Calibration of SPHEREx Spectral Data for Small Solar System Objects

We present the ongoing effort to construct the catalog of Solar System Object (SSO) spectra obtained by the Spectro-Photometer for the History of the Universe, Epoch of Reionization, and Ices Explorer (SPHEREx). NASA's SPHEREx mission was successfully launched on March 11, 2025, and has begun conducting the first all-sky spectral survey in the 0.75–5.0 µm range, with R = 41 to 135 (see e.g., Crill, B. P., et al. 2024, arXiv:2404.11017). The mission achieves sensitivity levels comparable to WISE/NEOWISE W1–W2 and operates from space, unaffected by telluric atmospheric H₂O and CO₂ absorption, using a single, stable, well-characterized, and calibrated platform. SPHEREx is expected to deliver high-quality spectra for ~100,000 SSOs (Ivezic, Z., et al. 2022, Icarus, 371, 114696). Its spectral range is highly diagnostic for identifying surface compositions of small bodies, including hydrated minerals, water ice, and organic compounds. For example, SPHEREx will significantly expand the available data on the 2.7 µm absorption band, a feature indicative of past liquid water activity on SSOs, which cannot be observed from the ground due to atmospheric absorption (Lisse C., et al., 2024, arXiv:2402.08705)

+ + +

#### Problem description:
Do these statements agree with the passage on SPHEREx spectral data? For each, answer yes or no and quote the passage's deciding words. (a) SPHEREx was launched on March 11, 2025. (b) The 2.7 µm absorption band can be observed from the ground. (c) SPHEREx is expected to deliver spectra for about 10,000 Solar System Objects.

+ + +

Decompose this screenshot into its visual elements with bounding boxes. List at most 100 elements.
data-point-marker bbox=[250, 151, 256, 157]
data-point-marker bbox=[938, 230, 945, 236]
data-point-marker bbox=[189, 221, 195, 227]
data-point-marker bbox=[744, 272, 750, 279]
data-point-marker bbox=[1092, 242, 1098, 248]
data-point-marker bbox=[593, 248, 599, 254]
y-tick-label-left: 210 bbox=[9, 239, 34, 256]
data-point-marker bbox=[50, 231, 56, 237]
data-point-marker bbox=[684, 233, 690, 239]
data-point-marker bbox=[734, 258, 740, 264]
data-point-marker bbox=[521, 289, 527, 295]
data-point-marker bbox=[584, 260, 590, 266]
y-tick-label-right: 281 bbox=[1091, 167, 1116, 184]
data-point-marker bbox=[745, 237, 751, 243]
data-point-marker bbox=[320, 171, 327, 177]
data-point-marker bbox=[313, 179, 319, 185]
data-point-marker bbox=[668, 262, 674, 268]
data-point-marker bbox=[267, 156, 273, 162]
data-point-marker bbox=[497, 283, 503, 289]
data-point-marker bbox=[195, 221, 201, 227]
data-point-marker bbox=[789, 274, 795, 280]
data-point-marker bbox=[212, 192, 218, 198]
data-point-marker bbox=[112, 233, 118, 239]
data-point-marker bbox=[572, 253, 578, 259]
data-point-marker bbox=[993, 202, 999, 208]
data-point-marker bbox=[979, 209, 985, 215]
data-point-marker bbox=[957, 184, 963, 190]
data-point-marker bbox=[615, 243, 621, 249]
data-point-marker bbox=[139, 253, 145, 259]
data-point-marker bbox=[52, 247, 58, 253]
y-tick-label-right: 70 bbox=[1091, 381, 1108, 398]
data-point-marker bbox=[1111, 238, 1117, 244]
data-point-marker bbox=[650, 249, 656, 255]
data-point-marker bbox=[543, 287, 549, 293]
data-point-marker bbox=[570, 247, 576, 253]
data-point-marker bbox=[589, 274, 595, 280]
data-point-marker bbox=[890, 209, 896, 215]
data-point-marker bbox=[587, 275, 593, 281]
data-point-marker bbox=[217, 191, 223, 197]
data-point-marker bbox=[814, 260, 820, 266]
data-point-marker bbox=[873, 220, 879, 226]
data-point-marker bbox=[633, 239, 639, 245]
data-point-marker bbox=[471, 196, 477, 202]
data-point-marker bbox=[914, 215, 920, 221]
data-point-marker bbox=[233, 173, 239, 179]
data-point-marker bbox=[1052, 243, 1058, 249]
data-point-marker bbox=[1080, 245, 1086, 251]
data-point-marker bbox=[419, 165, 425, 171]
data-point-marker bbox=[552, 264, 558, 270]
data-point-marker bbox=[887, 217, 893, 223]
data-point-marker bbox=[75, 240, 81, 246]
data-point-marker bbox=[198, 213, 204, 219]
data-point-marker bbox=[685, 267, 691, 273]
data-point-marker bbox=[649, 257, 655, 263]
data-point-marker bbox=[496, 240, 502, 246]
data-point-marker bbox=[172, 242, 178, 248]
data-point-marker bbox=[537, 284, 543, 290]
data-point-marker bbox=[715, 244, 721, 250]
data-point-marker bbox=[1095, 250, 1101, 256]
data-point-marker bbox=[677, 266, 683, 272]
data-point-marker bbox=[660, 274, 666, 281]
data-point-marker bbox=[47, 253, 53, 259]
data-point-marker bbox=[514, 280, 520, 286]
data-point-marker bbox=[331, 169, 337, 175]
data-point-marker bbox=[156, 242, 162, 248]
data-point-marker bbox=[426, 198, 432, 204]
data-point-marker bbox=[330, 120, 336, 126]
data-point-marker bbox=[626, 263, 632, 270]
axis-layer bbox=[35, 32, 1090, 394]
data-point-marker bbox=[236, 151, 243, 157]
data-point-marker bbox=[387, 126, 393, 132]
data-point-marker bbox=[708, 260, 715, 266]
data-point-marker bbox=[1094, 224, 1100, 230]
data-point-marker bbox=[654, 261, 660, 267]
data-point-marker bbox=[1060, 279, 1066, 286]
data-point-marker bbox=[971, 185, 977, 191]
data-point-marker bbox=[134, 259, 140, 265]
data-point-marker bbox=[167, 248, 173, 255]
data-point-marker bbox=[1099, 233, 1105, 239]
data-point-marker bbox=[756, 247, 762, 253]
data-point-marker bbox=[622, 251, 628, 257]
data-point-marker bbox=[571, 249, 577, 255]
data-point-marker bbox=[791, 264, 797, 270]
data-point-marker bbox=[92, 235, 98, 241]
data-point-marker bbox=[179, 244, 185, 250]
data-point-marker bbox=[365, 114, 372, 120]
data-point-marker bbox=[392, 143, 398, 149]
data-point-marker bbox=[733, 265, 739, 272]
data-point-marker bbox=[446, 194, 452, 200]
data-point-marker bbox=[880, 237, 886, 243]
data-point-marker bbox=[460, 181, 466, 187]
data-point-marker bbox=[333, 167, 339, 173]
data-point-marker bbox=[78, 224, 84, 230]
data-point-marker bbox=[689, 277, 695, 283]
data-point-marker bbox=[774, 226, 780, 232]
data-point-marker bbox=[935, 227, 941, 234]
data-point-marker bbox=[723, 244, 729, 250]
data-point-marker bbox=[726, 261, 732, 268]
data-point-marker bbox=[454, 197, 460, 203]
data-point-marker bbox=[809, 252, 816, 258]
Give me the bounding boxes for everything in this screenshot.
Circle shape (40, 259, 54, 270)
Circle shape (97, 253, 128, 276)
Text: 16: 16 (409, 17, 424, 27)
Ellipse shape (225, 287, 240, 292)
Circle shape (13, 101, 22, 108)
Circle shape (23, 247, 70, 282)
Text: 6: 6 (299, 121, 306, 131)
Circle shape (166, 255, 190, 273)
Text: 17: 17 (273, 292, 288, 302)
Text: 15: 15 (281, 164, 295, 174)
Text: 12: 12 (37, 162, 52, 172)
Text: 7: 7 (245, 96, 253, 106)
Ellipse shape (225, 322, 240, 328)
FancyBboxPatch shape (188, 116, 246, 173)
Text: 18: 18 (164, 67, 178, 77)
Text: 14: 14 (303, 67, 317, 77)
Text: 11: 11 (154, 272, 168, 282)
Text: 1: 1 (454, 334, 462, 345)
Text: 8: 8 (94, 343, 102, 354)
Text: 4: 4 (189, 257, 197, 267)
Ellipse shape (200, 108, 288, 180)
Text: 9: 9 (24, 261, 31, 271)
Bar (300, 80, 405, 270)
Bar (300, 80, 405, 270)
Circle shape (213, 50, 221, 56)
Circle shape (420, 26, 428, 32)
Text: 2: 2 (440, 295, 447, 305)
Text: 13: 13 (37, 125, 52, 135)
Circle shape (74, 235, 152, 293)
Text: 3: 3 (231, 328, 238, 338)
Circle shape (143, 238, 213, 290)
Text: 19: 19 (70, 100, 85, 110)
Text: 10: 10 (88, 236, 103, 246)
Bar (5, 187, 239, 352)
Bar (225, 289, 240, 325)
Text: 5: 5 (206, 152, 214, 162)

+ + +

#### Your response:
(a) Yes: "NASA's SPHEREx mission was successfully launched on March 11, 2025"
(b) No: "which cannot be observed from the ground due to atmospheric absorption"
(c) No: "SPHEREx is expected to deliver high-quality spectra for ~100,000 SSOs"